* Written instruction
Pick out every line that holds the string "Regime" and copy it.

◆ ◆ ◆ ◆

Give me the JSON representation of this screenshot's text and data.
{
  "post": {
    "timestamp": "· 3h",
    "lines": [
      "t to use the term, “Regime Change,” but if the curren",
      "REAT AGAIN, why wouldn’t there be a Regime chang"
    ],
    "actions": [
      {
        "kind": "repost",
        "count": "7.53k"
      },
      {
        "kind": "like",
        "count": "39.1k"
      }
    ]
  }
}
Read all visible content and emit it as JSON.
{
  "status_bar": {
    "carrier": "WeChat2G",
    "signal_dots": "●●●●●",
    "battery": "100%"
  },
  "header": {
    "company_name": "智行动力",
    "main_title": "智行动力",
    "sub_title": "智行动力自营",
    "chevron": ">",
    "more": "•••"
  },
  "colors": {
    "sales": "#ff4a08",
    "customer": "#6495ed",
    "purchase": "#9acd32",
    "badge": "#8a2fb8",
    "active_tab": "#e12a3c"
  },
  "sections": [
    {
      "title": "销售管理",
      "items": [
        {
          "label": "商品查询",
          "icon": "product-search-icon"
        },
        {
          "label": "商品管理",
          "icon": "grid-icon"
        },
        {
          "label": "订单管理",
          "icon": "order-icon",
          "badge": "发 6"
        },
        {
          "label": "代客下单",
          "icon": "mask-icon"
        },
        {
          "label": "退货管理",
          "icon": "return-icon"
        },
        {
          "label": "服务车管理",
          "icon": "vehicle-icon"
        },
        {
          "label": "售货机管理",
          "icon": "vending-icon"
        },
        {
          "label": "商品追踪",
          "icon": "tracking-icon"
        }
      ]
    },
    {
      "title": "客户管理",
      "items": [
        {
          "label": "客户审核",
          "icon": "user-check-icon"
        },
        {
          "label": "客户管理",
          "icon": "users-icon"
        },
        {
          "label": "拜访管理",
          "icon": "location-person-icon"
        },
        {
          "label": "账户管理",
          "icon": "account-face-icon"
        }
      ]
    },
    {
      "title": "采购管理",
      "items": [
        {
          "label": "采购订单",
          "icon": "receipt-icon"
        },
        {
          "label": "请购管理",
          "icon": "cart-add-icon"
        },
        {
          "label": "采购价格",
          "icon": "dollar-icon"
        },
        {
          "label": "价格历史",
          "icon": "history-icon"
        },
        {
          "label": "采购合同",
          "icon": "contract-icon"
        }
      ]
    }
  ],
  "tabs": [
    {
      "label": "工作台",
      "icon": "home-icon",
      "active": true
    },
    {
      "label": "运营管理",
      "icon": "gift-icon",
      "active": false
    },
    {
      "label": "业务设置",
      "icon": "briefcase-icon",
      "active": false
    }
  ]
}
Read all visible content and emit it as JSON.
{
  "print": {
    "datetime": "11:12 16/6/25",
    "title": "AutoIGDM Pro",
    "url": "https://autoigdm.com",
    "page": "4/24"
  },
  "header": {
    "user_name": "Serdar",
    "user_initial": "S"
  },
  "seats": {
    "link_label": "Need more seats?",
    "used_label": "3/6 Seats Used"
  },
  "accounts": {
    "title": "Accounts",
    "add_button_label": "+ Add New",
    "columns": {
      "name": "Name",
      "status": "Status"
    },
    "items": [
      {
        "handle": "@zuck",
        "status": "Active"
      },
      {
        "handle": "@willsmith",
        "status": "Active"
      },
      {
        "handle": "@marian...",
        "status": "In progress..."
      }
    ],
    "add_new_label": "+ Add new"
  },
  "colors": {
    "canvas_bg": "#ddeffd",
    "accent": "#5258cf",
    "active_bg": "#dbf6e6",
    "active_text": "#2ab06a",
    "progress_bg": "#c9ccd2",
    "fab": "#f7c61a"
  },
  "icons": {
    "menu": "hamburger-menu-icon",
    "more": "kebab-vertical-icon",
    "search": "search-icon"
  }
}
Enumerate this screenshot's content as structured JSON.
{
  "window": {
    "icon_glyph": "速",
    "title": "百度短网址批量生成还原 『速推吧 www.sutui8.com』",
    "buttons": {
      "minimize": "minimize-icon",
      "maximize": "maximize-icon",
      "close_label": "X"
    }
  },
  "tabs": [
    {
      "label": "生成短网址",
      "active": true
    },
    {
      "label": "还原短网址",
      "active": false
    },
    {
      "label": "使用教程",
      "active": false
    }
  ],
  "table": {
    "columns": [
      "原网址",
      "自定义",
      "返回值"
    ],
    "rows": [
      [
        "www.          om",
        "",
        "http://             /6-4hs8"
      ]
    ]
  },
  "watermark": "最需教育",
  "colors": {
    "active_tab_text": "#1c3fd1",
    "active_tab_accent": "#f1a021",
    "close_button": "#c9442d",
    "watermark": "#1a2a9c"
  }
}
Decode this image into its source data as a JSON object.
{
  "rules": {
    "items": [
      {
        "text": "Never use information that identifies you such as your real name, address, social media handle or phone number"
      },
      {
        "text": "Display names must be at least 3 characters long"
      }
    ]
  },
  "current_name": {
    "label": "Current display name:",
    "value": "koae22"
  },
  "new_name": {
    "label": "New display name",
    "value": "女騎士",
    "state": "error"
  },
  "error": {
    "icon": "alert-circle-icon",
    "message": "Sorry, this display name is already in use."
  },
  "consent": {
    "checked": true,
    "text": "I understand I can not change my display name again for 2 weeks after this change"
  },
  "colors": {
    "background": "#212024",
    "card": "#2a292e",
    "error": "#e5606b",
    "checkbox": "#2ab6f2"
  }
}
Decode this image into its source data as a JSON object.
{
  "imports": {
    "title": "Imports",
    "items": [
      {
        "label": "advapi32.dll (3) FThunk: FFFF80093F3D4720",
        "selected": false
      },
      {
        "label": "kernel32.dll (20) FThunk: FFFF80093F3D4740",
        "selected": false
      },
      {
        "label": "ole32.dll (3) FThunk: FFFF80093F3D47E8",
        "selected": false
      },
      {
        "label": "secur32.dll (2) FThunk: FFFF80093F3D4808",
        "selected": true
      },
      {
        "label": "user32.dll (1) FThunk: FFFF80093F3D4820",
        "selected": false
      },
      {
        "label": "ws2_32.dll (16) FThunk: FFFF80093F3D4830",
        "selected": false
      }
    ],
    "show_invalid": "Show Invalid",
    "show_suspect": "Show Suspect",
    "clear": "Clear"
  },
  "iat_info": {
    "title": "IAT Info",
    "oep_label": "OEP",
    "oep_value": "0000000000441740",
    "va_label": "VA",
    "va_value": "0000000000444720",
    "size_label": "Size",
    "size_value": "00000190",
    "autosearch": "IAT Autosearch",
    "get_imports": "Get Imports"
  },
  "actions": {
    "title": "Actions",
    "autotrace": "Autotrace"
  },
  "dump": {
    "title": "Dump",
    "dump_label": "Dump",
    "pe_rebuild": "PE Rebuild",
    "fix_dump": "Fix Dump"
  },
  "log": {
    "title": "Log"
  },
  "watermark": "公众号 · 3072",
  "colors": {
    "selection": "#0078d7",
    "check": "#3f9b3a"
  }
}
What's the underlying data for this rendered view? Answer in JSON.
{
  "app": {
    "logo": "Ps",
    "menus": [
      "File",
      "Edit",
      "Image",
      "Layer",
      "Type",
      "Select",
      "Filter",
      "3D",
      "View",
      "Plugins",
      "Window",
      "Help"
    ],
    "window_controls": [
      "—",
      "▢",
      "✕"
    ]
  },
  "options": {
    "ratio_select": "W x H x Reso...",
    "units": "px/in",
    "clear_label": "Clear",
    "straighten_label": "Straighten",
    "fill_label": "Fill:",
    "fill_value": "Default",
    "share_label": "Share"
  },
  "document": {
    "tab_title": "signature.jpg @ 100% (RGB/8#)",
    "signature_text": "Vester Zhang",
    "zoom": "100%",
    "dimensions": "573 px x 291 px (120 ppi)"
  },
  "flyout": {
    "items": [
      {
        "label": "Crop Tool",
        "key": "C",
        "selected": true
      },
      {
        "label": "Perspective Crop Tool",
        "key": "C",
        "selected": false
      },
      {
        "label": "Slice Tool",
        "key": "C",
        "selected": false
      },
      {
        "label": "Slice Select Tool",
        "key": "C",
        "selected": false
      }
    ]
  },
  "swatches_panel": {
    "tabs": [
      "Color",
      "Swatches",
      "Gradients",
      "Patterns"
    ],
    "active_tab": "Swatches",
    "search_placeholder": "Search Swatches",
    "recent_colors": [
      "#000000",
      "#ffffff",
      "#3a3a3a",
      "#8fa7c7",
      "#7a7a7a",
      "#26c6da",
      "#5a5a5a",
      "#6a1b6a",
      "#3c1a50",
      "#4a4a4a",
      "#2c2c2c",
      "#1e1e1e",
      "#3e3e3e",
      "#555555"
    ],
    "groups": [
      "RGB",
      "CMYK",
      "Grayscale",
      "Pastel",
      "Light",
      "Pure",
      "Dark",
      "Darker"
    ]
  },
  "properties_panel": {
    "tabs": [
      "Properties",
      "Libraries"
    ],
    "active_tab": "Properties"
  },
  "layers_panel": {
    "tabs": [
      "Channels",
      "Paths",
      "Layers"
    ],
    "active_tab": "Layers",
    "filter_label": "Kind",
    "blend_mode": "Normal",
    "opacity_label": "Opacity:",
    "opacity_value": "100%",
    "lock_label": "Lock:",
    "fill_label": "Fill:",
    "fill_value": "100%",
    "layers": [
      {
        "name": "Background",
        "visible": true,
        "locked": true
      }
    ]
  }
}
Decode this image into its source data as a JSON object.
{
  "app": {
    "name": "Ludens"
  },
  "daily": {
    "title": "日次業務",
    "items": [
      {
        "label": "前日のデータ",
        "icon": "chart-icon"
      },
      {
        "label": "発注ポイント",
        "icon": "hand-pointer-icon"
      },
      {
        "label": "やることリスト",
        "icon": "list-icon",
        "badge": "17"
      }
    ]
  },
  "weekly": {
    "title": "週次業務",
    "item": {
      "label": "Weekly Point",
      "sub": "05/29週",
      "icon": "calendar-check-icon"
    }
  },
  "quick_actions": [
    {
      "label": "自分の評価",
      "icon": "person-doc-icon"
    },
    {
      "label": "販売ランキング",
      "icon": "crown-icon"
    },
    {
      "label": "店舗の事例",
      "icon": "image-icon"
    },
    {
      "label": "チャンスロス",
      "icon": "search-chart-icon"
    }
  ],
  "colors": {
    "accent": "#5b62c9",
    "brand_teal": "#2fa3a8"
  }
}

◆ ◆ ◆ ◆

* Exercise output
      "t to use the term, “Regime Change,” but if the curren",
      "REAT AGAIN, why wouldn’t there be a Regime chang"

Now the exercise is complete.